» Task instructions: Reproduce every entry below precisely. Pictures are excluded from the copy.
-- start Dataset rows --
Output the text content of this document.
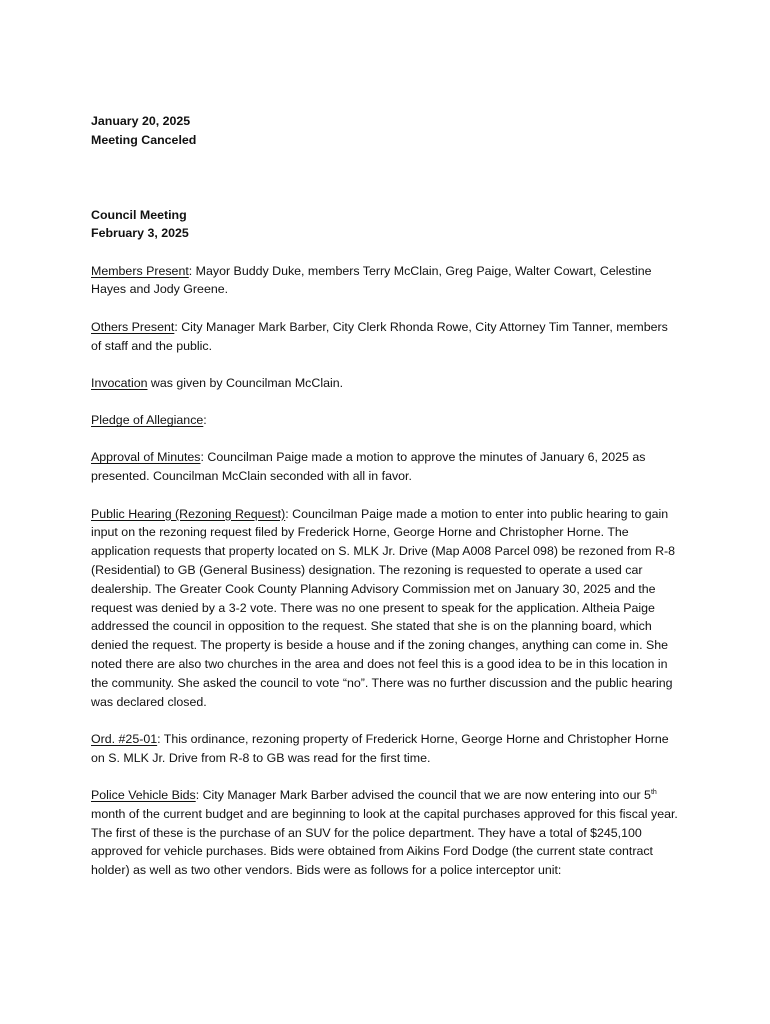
January 20, 2025

Meeting Canceled

Council Meeting

February 3, 2025

Members Present: Mayor Buddy Duke, members Terry McClain, Greg Paige, Walter Cowart, Celestine Hayes and Jody Greene.

Others Present: City Manager Mark Barber, City Clerk Rhonda Rowe, City Attorney Tim Tanner, members of staff and the public.

Invocation was given by Councilman McClain.

Pledge of Allegiance:

Approval of Minutes: Councilman Paige made a motion to approve the minutes of January 6, 2025 as presented. Councilman McClain seconded with all in favor.

Public Hearing (Rezoning Request): Councilman Paige made a motion to enter into public hearing to gain input on the rezoning request filed by Frederick Horne, George Horne and Christopher Horne. The application requests that property located on S. MLK Jr. Drive (Map A008 Parcel 098) be rezoned from R-8 (Residential) to GB (General Business) designation. The rezoning is requested to operate a used car dealership. The Greater Cook County Planning Advisory Commission met on January 30, 2025 and the request was denied by a 3-2 vote. There was no one present to speak for the application. Altheia Paige addressed the council in opposition to the request. She stated that she is on the planning board, which denied the request. The property is beside a house and if the zoning changes, anything can come in. She noted there are also two churches in the area and does not feel this is a good idea to be in this location in the community. She asked the council to vote “no”. There was no further discussion and the public hearing was declared closed.

Ord. #25-01: This ordinance, rezoning property of Frederick Horne, George Horne and Christopher Horne on S. MLK Jr. Drive from R-8 to GB was read for the first time.

Police Vehicle Bids: City Manager Mark Barber advised the council that we are now entering into our 5th month of the current budget and are beginning to look at the capital purchases approved for this fiscal year. The first of these is the purchase of an SUV for the police department. They have a total of $245,100 approved for vehicle purchases. Bids were obtained from Aikins Ford Dodge (the current state contract holder) as well as two other vendors. Bids were as follows for a police interceptor unit:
-- end Dataset rows --
» Result below:
Output the text content of this document.
January 20, 2025

Meeting Canceled

Council Meeting

February 3, 2025

Members Present: Mayor Buddy Duke, members Terry McClain, Greg Paige, Walter Cowart, Celestine Hayes and Jody Greene.

Others Present: City Manager Mark Barber, City Clerk Rhonda Rowe, City Attorney Tim Tanner, members of staff and the public.

Invocation was given by Councilman McClain.

Pledge of Allegiance:

Approval of Minutes: Councilman Paige made a motion to approve the minutes of January 6, 2025 as presented. Councilman McClain seconded with all in favor.

Public Hearing (Rezoning Request): Councilman Paige made a motion to enter into public hearing to gain input on the rezoning request filed by Frederick Horne, George Horne and Christopher Horne. The application requests that property located on S. MLK Jr. Drive (Map A008 Parcel 098) be rezoned from R-8 (Residential) to GB (General Business) designation. The rezoning is requested to operate a used car dealership. The Greater Cook County Planning Advisory Commission met on January 30, 2025 and the request was denied by a 3-2 vote. There was no one present to speak for the application. Altheia Paige addressed the council in opposition to the request. She stated that she is on the planning board, which denied the request. The property is beside a house and if the zoning changes, anything can come in. She noted there are also two churches in the area and does not feel this is a good idea to be in this location in the community. She asked the council to vote “no”. There was no further discussion and the public hearing was declared closed.

Ord. #25-01: This ordinance, rezoning property of Frederick Horne, George Horne and Christopher Horne on S. MLK Jr. Drive from R-8 to GB was read for the first time.

Police Vehicle Bids: City Manager Mark Barber advised the council that we are now entering into our 5th month of the current budget and are beginning to look at the capital purchases approved for this fiscal year. The first of these is the purchase of an SUV for the police department. They have a total of $245,100 approved for vehicle purchases. Bids were obtained from Aikins Ford Dodge (the current state contract holder) as well as two other vendors. Bids were as follows for a police interceptor unit:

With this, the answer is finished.